WHAT IS EXPECTED. Skip all pictures, then print the remaining material exactly.
---- STORED RECORDS
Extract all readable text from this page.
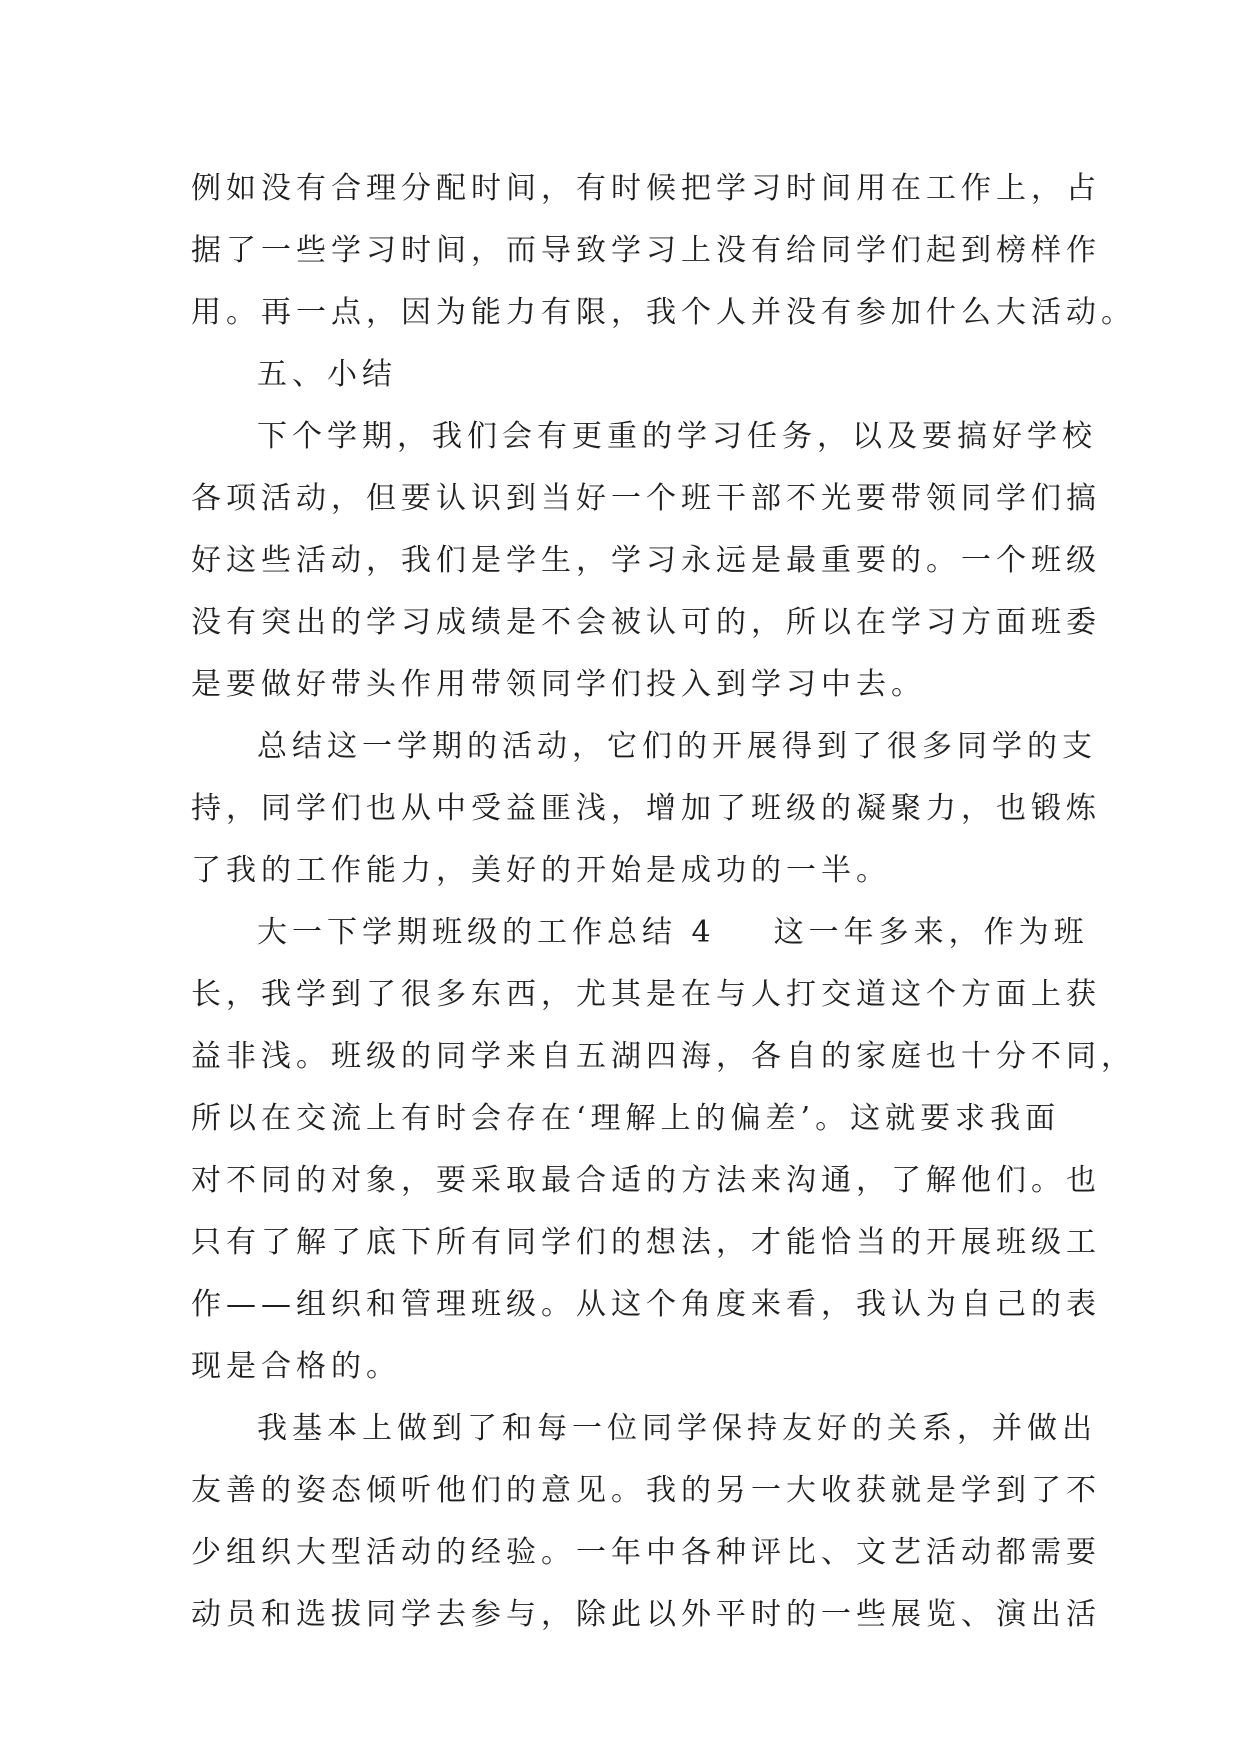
例如没有合理分配时间，有时候把学习时间用在工作上，占
据了一些学习时间，而导致学习上没有给同学们起到榜样作
用。再一点，因为能力有限，我个人并没有参加什么大活动。
五、小结
下个学期，我们会有更重的学习任务，以及要搞好学校
各项活动，但要认识到当好一个班干部不光要带领同学们搞
好这些活动，我们是学生，学习永远是最重要的。一个班级
没有突出的学习成绩是不会被认可的，所以在学习方面班委
是要做好带头作用带领同学们投入到学习中去。
总结这一学期的活动，它们的开展得到了很多同学的支
持，同学们也从中受益匪浅，增加了班级的凝聚力，也锻炼
了我的工作能力，美好的开始是成功的一半。
大一下学期班级的工作总结 4 这一年多来，作为班
长，我学到了很多东西，尤其是在与人打交道这个方面上获
益非浅。班级的同学来自五湖四海，各自的家庭也十分不同，
所以在交流上有时会存在‘理解上的偏差’。这就要求我面
对不同的对象，要采取最合适的方法来沟通，了解他们。也
只有了解了底下所有同学们的想法，才能恰当的开展班级工
作——组织和管理班级。从这个角度来看，我认为自己的表
现是合格的。
我基本上做到了和每一位同学保持友好的关系，并做出
友善的姿态倾听他们的意见。我的另一大收获就是学到了不
少组织大型活动的经验。一年中各种评比、文艺活动都需要
动员和选拔同学去参与，除此以外平时的一些展览、演出活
--------
FINAL ANSWER.
Extract all readable text from this page.
例如没有合理分配时间，有时候把学习时间用在工作上，占
据了一些学习时间，而导致学习上没有给同学们起到榜样作
用。再一点，因为能力有限，我个人并没有参加什么大活动。
五、小结
下个学期，我们会有更重的学习任务，以及要搞好学校
各项活动，但要认识到当好一个班干部不光要带领同学们搞
好这些活动，我们是学生，学习永远是最重要的。一个班级
没有突出的学习成绩是不会被认可的，所以在学习方面班委
是要做好带头作用带领同学们投入到学习中去。
总结这一学期的活动，它们的开展得到了很多同学的支
持，同学们也从中受益匪浅，增加了班级的凝聚力，也锻炼
了我的工作能力，美好的开始是成功的一半。
大一下学期班级的工作总结 4 这一年多来，作为班
长，我学到了很多东西，尤其是在与人打交道这个方面上获
益非浅。班级的同学来自五湖四海，各自的家庭也十分不同，
所以在交流上有时会存在‘理解上的偏差’。这就要求我面
对不同的对象，要采取最合适的方法来沟通，了解他们。也
只有了解了底下所有同学们的想法，才能恰当的开展班级工
作——组织和管理班级。从这个角度来看，我认为自己的表
现是合格的。
我基本上做到了和每一位同学保持友好的关系，并做出
友善的姿态倾听他们的意见。我的另一大收获就是学到了不
少组织大型活动的经验。一年中各种评比、文艺活动都需要
动员和选拔同学去参与，除此以外平时的一些展览、演出活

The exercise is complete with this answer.